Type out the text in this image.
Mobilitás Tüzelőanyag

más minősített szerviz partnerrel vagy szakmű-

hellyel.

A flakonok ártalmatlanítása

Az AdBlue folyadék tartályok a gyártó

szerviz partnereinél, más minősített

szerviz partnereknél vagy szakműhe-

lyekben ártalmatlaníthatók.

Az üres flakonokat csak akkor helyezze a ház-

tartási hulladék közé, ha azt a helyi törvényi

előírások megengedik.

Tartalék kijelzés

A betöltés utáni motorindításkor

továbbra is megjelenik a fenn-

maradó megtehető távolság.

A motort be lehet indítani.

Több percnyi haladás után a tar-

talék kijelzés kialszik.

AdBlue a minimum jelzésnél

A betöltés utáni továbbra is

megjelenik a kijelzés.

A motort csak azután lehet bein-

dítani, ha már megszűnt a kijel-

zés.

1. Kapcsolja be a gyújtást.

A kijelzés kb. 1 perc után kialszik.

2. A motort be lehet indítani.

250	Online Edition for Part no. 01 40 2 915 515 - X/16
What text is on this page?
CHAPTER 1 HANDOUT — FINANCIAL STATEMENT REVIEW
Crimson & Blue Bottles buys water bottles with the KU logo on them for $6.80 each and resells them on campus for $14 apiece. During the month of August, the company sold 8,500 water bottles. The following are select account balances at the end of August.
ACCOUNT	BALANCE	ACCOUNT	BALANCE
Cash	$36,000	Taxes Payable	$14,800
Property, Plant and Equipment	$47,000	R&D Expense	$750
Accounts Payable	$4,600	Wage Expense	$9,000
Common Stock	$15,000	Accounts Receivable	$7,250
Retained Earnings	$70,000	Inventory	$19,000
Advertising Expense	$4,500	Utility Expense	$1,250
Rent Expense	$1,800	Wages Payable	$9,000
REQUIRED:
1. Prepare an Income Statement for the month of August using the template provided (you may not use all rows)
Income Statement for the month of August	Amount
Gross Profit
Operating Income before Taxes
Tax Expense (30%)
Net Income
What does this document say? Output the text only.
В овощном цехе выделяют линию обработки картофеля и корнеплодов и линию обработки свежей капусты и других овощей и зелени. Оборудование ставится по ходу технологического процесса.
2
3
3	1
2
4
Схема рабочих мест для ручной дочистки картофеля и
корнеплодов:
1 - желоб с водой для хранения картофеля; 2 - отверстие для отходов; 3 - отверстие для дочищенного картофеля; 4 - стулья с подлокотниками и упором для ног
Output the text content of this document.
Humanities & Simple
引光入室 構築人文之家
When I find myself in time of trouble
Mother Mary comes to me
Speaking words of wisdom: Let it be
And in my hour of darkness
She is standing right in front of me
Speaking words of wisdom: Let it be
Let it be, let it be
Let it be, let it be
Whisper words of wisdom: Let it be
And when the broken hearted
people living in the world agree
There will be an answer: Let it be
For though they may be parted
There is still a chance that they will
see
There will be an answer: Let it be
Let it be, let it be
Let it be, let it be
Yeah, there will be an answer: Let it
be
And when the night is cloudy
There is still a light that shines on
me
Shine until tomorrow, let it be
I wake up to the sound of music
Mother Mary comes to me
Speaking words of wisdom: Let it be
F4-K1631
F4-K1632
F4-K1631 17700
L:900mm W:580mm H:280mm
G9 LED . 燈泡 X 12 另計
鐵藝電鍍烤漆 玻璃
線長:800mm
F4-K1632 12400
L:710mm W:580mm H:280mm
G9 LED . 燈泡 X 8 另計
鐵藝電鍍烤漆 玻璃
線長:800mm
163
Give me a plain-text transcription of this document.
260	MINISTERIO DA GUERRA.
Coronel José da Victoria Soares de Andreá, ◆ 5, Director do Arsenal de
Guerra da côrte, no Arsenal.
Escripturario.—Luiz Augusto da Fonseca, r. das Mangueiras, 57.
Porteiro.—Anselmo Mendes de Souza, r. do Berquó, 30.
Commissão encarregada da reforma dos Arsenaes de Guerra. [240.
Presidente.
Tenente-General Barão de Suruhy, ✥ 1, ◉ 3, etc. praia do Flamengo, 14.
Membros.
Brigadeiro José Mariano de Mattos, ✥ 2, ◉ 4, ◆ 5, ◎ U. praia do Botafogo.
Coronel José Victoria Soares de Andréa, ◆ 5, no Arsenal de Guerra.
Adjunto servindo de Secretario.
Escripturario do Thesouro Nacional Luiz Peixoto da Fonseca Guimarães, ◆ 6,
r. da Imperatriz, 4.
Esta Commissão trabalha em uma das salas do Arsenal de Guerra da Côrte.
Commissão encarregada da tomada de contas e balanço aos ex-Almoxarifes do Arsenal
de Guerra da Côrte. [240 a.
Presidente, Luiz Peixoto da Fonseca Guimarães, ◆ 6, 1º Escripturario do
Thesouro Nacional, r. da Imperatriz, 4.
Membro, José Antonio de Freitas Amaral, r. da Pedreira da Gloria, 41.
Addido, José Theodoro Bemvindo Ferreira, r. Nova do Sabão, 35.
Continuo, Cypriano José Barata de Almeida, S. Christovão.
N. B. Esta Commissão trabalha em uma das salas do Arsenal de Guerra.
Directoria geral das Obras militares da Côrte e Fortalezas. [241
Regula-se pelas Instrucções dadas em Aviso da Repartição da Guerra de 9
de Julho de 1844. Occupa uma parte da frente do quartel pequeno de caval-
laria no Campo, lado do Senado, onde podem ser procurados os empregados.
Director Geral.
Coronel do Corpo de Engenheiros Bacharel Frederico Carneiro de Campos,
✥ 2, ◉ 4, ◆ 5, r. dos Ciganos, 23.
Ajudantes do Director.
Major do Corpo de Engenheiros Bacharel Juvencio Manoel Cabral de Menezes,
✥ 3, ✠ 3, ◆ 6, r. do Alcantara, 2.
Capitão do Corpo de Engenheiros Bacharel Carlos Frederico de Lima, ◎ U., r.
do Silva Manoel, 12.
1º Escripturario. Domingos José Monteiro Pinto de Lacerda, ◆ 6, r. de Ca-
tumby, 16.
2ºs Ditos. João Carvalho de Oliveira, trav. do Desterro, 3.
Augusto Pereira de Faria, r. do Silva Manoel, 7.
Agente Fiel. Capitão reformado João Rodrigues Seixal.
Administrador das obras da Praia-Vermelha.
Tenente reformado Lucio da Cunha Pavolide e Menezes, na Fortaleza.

◆ TASK BRIEF
Note every line above where the string "Frederico" shows up, and copy those lines.

◆ OUTPUT BELOW
Coronel do Corpo de Engenheiros Bacharel Frederico Carneiro de Campos,
Capitão do Corpo de Engenheiros Bacharel Carlos Frederico de Lima, ◎ U., r.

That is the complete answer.